Entries from a dataset:

::::

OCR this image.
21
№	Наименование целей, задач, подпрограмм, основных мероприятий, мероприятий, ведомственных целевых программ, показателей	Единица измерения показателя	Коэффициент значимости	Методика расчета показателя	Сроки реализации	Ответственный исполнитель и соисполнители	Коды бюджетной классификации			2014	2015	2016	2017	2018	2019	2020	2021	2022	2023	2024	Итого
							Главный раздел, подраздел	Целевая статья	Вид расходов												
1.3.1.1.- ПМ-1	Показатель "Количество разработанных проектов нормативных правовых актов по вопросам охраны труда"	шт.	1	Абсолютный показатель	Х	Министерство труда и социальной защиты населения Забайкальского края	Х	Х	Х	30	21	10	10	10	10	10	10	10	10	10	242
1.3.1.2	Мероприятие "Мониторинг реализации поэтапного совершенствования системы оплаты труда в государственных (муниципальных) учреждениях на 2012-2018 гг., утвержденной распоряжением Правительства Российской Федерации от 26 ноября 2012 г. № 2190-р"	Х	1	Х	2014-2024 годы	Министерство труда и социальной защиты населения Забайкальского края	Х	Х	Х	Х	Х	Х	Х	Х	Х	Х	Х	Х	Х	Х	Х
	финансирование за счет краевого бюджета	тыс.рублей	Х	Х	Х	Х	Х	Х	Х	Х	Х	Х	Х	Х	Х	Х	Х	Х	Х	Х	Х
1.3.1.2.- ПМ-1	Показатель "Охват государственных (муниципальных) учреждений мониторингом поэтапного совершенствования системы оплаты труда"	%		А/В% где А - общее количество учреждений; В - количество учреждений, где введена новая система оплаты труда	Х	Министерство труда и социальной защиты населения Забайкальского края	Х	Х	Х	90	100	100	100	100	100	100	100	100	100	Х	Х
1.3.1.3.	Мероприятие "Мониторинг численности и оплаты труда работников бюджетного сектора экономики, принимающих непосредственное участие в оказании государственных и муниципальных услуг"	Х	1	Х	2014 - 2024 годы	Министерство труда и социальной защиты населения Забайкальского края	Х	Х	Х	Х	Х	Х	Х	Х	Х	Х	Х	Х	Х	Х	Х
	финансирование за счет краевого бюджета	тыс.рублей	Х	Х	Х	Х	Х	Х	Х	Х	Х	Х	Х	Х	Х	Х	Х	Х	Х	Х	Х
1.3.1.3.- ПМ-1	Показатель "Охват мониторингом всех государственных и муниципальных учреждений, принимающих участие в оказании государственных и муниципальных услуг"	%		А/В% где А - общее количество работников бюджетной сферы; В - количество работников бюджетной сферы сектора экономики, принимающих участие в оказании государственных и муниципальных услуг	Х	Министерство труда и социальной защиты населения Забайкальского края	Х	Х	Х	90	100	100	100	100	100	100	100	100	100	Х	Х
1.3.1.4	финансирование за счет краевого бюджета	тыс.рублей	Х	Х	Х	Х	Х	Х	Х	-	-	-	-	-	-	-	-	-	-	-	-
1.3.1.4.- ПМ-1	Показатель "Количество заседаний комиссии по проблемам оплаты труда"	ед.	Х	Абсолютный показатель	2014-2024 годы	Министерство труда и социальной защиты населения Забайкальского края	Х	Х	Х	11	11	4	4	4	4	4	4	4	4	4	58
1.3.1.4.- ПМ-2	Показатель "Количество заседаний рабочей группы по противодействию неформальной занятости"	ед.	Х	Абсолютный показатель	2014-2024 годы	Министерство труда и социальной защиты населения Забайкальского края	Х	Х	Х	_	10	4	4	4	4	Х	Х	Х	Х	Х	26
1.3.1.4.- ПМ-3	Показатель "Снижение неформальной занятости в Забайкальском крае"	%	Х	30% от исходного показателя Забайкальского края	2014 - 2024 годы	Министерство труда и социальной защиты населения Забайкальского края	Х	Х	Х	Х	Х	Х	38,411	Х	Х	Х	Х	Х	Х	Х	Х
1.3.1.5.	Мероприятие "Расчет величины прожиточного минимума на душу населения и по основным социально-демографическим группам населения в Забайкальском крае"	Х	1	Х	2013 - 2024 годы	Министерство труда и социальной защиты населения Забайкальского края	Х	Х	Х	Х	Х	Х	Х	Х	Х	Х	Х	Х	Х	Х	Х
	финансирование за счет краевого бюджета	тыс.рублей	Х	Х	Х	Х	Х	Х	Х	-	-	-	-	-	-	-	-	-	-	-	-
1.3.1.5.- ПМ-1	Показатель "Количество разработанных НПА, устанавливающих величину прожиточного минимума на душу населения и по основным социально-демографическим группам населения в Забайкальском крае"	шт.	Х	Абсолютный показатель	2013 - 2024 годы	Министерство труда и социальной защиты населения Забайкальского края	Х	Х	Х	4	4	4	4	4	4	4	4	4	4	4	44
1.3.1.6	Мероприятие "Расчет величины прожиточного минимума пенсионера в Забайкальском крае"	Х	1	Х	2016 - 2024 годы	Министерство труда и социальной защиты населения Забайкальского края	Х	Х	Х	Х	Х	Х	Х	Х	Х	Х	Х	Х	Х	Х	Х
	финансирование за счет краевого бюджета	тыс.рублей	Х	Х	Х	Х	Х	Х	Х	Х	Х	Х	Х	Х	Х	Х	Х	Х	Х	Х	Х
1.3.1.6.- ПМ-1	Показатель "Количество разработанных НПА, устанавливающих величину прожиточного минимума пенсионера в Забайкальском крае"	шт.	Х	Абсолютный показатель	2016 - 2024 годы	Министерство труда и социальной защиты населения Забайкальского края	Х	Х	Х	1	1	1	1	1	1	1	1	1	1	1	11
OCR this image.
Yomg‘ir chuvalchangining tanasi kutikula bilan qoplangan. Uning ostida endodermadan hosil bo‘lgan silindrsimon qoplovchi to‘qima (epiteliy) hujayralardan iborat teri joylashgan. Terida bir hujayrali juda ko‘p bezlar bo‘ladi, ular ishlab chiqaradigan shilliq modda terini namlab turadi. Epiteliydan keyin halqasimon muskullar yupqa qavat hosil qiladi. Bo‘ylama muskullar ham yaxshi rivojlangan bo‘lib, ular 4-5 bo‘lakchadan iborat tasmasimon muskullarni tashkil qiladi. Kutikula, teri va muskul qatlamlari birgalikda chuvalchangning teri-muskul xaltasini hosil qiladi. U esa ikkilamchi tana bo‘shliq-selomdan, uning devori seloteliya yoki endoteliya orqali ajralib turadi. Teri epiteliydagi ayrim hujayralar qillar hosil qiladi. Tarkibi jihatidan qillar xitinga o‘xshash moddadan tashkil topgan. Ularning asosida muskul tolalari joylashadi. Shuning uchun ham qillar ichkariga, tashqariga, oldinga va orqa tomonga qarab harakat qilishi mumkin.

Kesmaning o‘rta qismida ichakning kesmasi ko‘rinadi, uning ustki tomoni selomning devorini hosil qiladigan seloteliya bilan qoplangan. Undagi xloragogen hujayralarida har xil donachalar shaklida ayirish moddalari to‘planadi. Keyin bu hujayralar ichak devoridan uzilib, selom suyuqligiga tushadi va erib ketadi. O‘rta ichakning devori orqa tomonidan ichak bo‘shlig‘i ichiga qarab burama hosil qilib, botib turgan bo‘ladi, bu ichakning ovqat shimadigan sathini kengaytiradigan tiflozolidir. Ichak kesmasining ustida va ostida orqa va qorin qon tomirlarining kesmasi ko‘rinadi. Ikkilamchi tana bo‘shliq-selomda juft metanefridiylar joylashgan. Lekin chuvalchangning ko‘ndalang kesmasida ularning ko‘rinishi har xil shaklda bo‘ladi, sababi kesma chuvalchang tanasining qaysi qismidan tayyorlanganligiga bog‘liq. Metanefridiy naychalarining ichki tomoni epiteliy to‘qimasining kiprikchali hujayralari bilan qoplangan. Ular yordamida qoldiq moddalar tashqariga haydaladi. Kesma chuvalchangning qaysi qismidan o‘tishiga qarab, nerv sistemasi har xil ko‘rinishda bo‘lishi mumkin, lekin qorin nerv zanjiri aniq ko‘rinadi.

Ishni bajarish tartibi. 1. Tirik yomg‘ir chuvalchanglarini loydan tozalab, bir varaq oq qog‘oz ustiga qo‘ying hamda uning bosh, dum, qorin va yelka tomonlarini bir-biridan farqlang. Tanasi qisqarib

::::

• TASK DETAILS: Across the records, how many lines contain "величину"? Only the number should be given.

• RESULT OF THIS TASK: 2